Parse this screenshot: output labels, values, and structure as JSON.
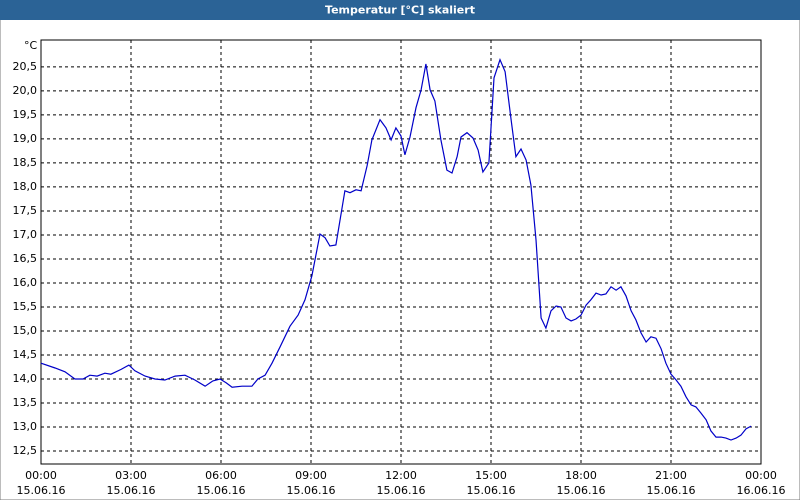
{
  "chart_data": {
    "type": "line",
    "title": "Temperatur [°C] skaliert",
    "y_unit": "°C",
    "color": "#0000c8",
    "grid": true,
    "x": [
      0,
      0.47,
      0.8,
      1.13,
      1.4,
      1.63,
      1.87,
      2.13,
      2.33,
      2.67,
      2.93,
      3.13,
      3.47,
      3.8,
      4.13,
      4.47,
      4.8,
      5.13,
      5.47,
      5.73,
      5.97,
      6.17,
      6.37,
      6.7,
      7.03,
      7.23,
      7.47,
      7.7,
      7.97,
      8.3,
      8.57,
      8.8,
      9.03,
      9.3,
      9.47,
      9.63,
      9.83,
      10.13,
      10.3,
      10.5,
      10.67,
      10.87,
      11.03,
      11.3,
      11.5,
      11.67,
      11.83,
      12.0,
      12.13,
      12.3,
      12.5,
      12.67,
      12.83,
      12.97,
      13.13,
      13.33,
      13.53,
      13.7,
      13.87,
      14.0,
      14.2,
      14.4,
      14.57,
      14.73,
      14.93,
      15.1,
      15.3,
      15.47,
      15.67,
      15.83,
      16.0,
      16.17,
      16.33,
      16.5,
      16.67,
      16.83,
      17.0,
      17.17,
      17.33,
      17.5,
      17.67,
      17.83,
      18.0,
      18.17,
      18.33,
      18.5,
      18.67,
      18.83,
      19.0,
      19.17,
      19.33,
      19.5,
      19.67,
      19.83,
      20.0,
      20.17,
      20.33,
      20.5,
      20.67,
      20.83,
      21.0,
      21.17,
      21.33,
      21.5,
      21.67,
      21.83,
      22.0,
      22.17,
      22.33,
      22.5,
      22.67,
      22.83,
      23.0,
      23.17,
      23.33,
      23.5,
      23.67
    ],
    "values": [
      14.33,
      14.23,
      14.15,
      14.0,
      14.0,
      14.08,
      14.06,
      14.12,
      14.1,
      14.2,
      14.29,
      14.17,
      14.06,
      14.0,
      13.98,
      14.06,
      14.08,
      13.98,
      13.85,
      13.96,
      14.0,
      13.92,
      13.83,
      13.85,
      13.85,
      14.0,
      14.08,
      14.33,
      14.67,
      15.1,
      15.33,
      15.65,
      16.15,
      17.02,
      16.94,
      16.77,
      16.79,
      17.92,
      17.88,
      17.94,
      17.92,
      18.44,
      18.98,
      19.4,
      19.23,
      18.98,
      19.23,
      19.06,
      18.67,
      19.04,
      19.65,
      20.02,
      20.56,
      20.02,
      19.79,
      18.98,
      18.35,
      18.29,
      18.63,
      19.04,
      19.13,
      19.02,
      18.77,
      18.31,
      18.5,
      20.27,
      20.65,
      20.4,
      19.4,
      18.63,
      18.79,
      18.56,
      18.04,
      16.9,
      15.27,
      15.06,
      15.42,
      15.52,
      15.5,
      15.27,
      15.21,
      15.25,
      15.33,
      15.54,
      15.65,
      15.79,
      15.75,
      15.77,
      15.92,
      15.85,
      15.92,
      15.73,
      15.42,
      15.23,
      14.96,
      14.77,
      14.88,
      14.85,
      14.63,
      14.33,
      14.1,
      13.98,
      13.85,
      13.63,
      13.46,
      13.42,
      13.29,
      13.15,
      12.92,
      12.79,
      12.79,
      12.77,
      12.73,
      12.77,
      12.83,
      12.96,
      13.02
    ],
    "xlim": [
      0,
      24
    ],
    "xticks": [
      {
        "value": 0,
        "label": "00:00"
      },
      {
        "value": 3,
        "label": "03:00"
      },
      {
        "value": 6,
        "label": "06:00"
      },
      {
        "value": 9,
        "label": "09:00"
      },
      {
        "value": 12,
        "label": "12:00"
      },
      {
        "value": 15,
        "label": "15:00"
      },
      {
        "value": 18,
        "label": "18:00"
      },
      {
        "value": 21,
        "label": "21:00"
      },
      {
        "value": 24,
        "label": "00:00"
      }
    ],
    "xtick_dates": [
      "15.06.16",
      "15.06.16",
      "15.06.16",
      "15.06.16",
      "15.06.16",
      "15.06.16",
      "15.06.16",
      "15.06.16",
      "16.06.16"
    ],
    "ylim": [
      12.23,
      21.06
    ],
    "yticks": [
      {
        "value": 12.5,
        "label": "12,5"
      },
      {
        "value": 13,
        "label": "13,0"
      },
      {
        "value": 13.5,
        "label": "13,5"
      },
      {
        "value": 14,
        "label": "14,0"
      },
      {
        "value": 14.5,
        "label": "14,5"
      },
      {
        "value": 15,
        "label": "15,0"
      },
      {
        "value": 15.5,
        "label": "15,5"
      },
      {
        "value": 16,
        "label": "16,0"
      },
      {
        "value": 16.5,
        "label": "16,5"
      },
      {
        "value": 17,
        "label": "17,0"
      },
      {
        "value": 17.5,
        "label": "17,5"
      },
      {
        "value": 18,
        "label": "18,0"
      },
      {
        "value": 18.5,
        "label": "18,5"
      },
      {
        "value": 19,
        "label": "19,0"
      },
      {
        "value": 19.5,
        "label": "19,5"
      },
      {
        "value": 20,
        "label": "20,0"
      },
      {
        "value": 20.5,
        "label": "20,5"
      }
    ]
  }
}
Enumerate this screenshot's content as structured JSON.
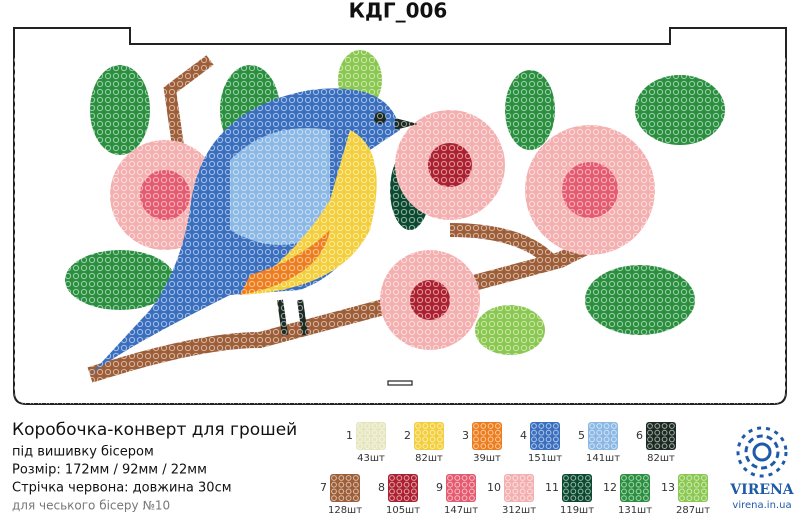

=====

◆ REQUIRED TASK
Every record above should be transcribed exactly; the pictures stay out of the copy.

◆ ANSWER TO THIS PROBLEM
Parse this screenshot: output labels, values, and structure as JSON.
{
  "chart_data": {
    "type": "line",
    "title": "Temperatur [°C] skaliert",
    "y_unit": "°C",
    "color": "#0000c8",
    "grid": true,
    "x": [
      0,
      0.47,
      0.8,
      1.13,
      1.4,
      1.63,
      1.87,
      2.13,
      2.33,
      2.67,
      2.93,
      3.13,
      3.47,
      3.8,
      4.13,
      4.47,
      4.8,
      5.13,
      5.47,
      5.73,
      5.97,
      6.17,
      6.37,
      6.7,
      7.03,
      7.23,
      7.47,
      7.7,
      7.97,
      8.3,
      8.57,
      8.8,
      9.03,
      9.3,
      9.47,
      9.63,
      9.83,
      10.13,
      10.3,
      10.5,
      10.67,
      10.87,
      11.03,
      11.3,
      11.5,
      11.67,
      11.83,
      12.0,
      12.13,
      12.3,
      12.5,
      12.67,
      12.83,
      12.97,
      13.13,
      13.33,
      13.53,
      13.7,
      13.87,
      14.0,
      14.2,
      14.4,
      14.57,
      14.73,
      14.93,
      15.1,
      15.3,
      15.47,
      15.67,
      15.83,
      16.0,
      16.17,
      16.33,
      16.5,
      16.67,
      16.83,
      17.0,
      17.17,
      17.33,
      17.5,
      17.67,
      17.83,
      18.0,
      18.17,
      18.33,
      18.5,
      18.67,
      18.83,
      19.0,
      19.17,
      19.33,
      19.5,
      19.67,
      19.83,
      20.0,
      20.17,
      20.33,
      20.5,
      20.67,
      20.83,
      21.0,
      21.17,
      21.33,
      21.5,
      21.67,
      21.83,
      22.0,
      22.17,
      22.33,
      22.5,
      22.67,
      22.83,
      23.0,
      23.17,
      23.33,
      23.5,
      23.67
    ],
    "values": [
      14.33,
      14.23,
      14.15,
      14.0,
      14.0,
      14.08,
      14.06,
      14.12,
      14.1,
      14.2,
      14.29,
      14.17,
      14.06,
      14.0,
      13.98,
      14.06,
      14.08,
      13.98,
      13.85,
      13.96,
      14.0,
      13.92,
      13.83,
      13.85,
      13.85,
      14.0,
      14.08,
      14.33,
      14.67,
      15.1,
      15.33,
      15.65,
      16.15,
      17.02,
      16.94,
      16.77,
      16.79,
      17.92,
      17.88,
      17.94,
      17.92,
      18.44,
      18.98,
      19.4,
      19.23,
      18.98,
      19.23,
      19.06,
      18.67,
      19.04,
      19.65,
      20.02,
      20.56,
      20.02,
      19.79,
      18.98,
      18.35,
      18.29,
      18.63,
      19.04,
      19.13,
      19.02,
      18.77,
      18.31,
      18.5,
      20.27,
      20.65,
      20.4,
      19.4,
      18.63,
      18.79,
      18.56,
      18.04,
      16.9,
      15.27,
      15.06,
      15.42,
      15.52,
      15.5,
      15.27,
      15.21,
      15.25,
      15.33,
      15.54,
      15.65,
      15.79,
      15.75,
      15.77,
      15.92,
      15.85,
      15.92,
      15.73,
      15.42,
      15.23,
      14.96,
      14.77,
      14.88,
      14.85,
      14.63,
      14.33,
      14.1,
      13.98,
      13.85,
      13.63,
      13.46,
      13.42,
      13.29,
      13.15,
      12.92,
      12.79,
      12.79,
      12.77,
      12.73,
      12.77,
      12.83,
      12.96,
      13.02
    ],
    "xlim": [
      0,
      24
    ],
    "xticks": [
      {
        "value": 0,
        "label": "00:00"
      },
      {
        "value": 3,
        "label": "03:00"
      },
      {
        "value": 6,
        "label": "06:00"
      },
      {
        "value": 9,
        "label": "09:00"
      },
      {
        "value": 12,
        "label": "12:00"
      },
      {
        "value": 15,
        "label": "15:00"
      },
      {
        "value": 18,
        "label": "18:00"
      },
      {
        "value": 21,
        "label": "21:00"
      },
      {
        "value": 24,
        "label": "00:00"
      }
    ],
    "xtick_dates": [
      "15.06.16",
      "15.06.16",
      "15.06.16",
      "15.06.16",
      "15.06.16",
      "15.06.16",
      "15.06.16",
      "15.06.16",
      "16.06.16"
    ],
    "ylim": [
      12.23,
      21.06
    ],
    "yticks": [
      {
        "value": 12.5,
        "label": "12,5"
      },
      {
        "value": 13,
        "label": "13,0"
      },
      {
        "value": 13.5,
        "label": "13,5"
      },
      {
        "value": 14,
        "label": "14,0"
      },
      {
        "value": 14.5,
        "label": "14,5"
      },
      {
        "value": 15,
        "label": "15,0"
      },
      {
        "value": 15.5,
        "label": "15,5"
      },
      {
        "value": 16,
        "label": "16,0"
      },
      {
        "value": 16.5,
        "label": "16,5"
      },
      {
        "value": 17,
        "label": "17,0"
      },
      {
        "value": 17.5,
        "label": "17,5"
      },
      {
        "value": 18,
        "label": "18,0"
      },
      {
        "value": 18.5,
        "label": "18,5"
      },
      {
        "value": 19,
        "label": "19,0"
      },
      {
        "value": 19.5,
        "label": "19,5"
      },
      {
        "value": 20,
        "label": "20,0"
      },
      {
        "value": 20.5,
        "label": "20,5"
      }
    ]
  }
}
Enumerate this screenshot's content as structured JSON.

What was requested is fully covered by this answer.